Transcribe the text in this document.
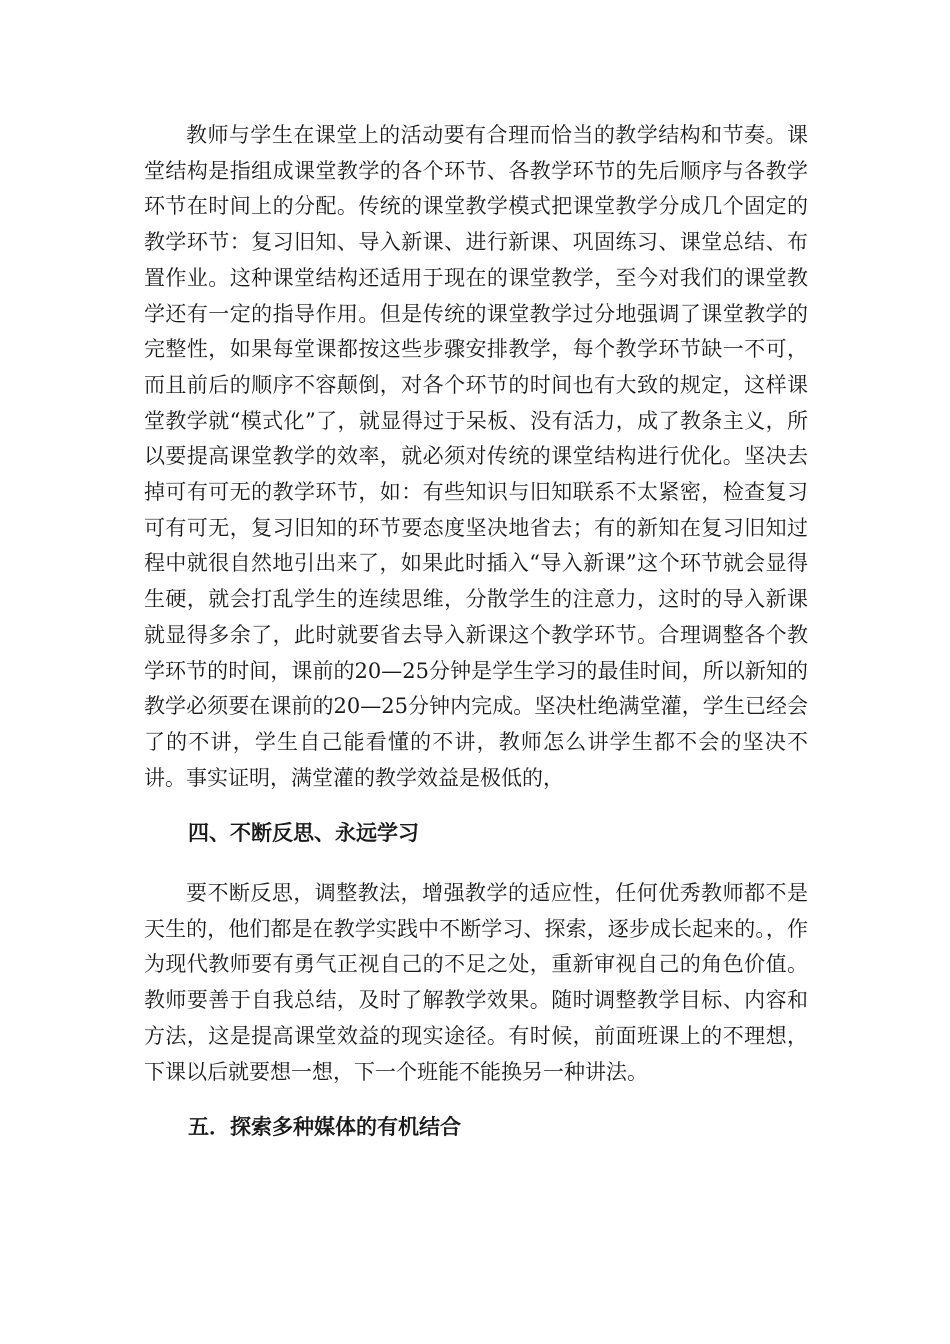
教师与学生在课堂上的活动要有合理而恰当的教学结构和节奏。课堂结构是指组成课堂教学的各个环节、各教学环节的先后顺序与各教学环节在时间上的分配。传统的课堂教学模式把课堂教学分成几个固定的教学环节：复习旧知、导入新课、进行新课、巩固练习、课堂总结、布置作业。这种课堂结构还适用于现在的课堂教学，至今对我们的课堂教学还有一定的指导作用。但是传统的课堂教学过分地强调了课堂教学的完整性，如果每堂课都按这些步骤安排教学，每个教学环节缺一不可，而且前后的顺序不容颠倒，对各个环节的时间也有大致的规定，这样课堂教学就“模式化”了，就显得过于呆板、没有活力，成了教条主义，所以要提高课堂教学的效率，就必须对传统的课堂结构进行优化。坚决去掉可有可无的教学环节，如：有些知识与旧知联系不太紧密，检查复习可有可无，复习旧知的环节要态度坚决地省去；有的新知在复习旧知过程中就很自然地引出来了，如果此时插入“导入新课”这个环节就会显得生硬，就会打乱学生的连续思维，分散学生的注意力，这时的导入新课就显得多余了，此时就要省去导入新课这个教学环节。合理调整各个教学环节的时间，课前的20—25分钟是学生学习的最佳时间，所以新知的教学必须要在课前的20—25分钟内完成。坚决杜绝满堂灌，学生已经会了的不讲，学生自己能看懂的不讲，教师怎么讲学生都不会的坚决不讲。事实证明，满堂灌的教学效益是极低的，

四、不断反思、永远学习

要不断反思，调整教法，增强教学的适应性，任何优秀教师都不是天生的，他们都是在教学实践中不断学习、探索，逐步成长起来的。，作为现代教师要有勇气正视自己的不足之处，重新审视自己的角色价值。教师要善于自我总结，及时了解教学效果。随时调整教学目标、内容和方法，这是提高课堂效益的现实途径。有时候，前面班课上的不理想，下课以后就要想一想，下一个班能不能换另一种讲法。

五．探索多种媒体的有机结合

================

=== TASK PROMPT ===
Transcribe all the records above word for word, without their images.

=== WRITTEN RESPONSE ===
Transcribe the text in this document.
教师与学生在课堂上的活动要有合理而恰当的教学结构和节奏。课堂结构是指组成课堂教学的各个环节、各教学环节的先后顺序与各教学环节在时间上的分配。传统的课堂教学模式把课堂教学分成几个固定的教学环节：复习旧知、导入新课、进行新课、巩固练习、课堂总结、布置作业。这种课堂结构还适用于现在的课堂教学，至今对我们的课堂教学还有一定的指导作用。但是传统的课堂教学过分地强调了课堂教学的完整性，如果每堂课都按这些步骤安排教学，每个教学环节缺一不可，而且前后的顺序不容颠倒，对各个环节的时间也有大致的规定，这样课堂教学就“模式化”了，就显得过于呆板、没有活力，成了教条主义，所以要提高课堂教学的效率，就必须对传统的课堂结构进行优化。坚决去掉可有可无的教学环节，如：有些知识与旧知联系不太紧密，检查复习可有可无，复习旧知的环节要态度坚决地省去；有的新知在复习旧知过程中就很自然地引出来了，如果此时插入“导入新课”这个环节就会显得生硬，就会打乱学生的连续思维，分散学生的注意力，这时的导入新课就显得多余了，此时就要省去导入新课这个教学环节。合理调整各个教学环节的时间，课前的20—25分钟是学生学习的最佳时间，所以新知的教学必须要在课前的20—25分钟内完成。坚决杜绝满堂灌，学生已经会了的不讲，学生自己能看懂的不讲，教师怎么讲学生都不会的坚决不讲。事实证明，满堂灌的教学效益是极低的，

四、不断反思、永远学习

要不断反思，调整教法，增强教学的适应性，任何优秀教师都不是天生的，他们都是在教学实践中不断学习、探索，逐步成长起来的。，作为现代教师要有勇气正视自己的不足之处，重新审视自己的角色价值。教师要善于自我总结，及时了解教学效果。随时调整教学目标、内容和方法，这是提高课堂效益的现实途径。有时候，前面班课上的不理想，下课以后就要想一想，下一个班能不能换另一种讲法。

五．探索多种媒体的有机结合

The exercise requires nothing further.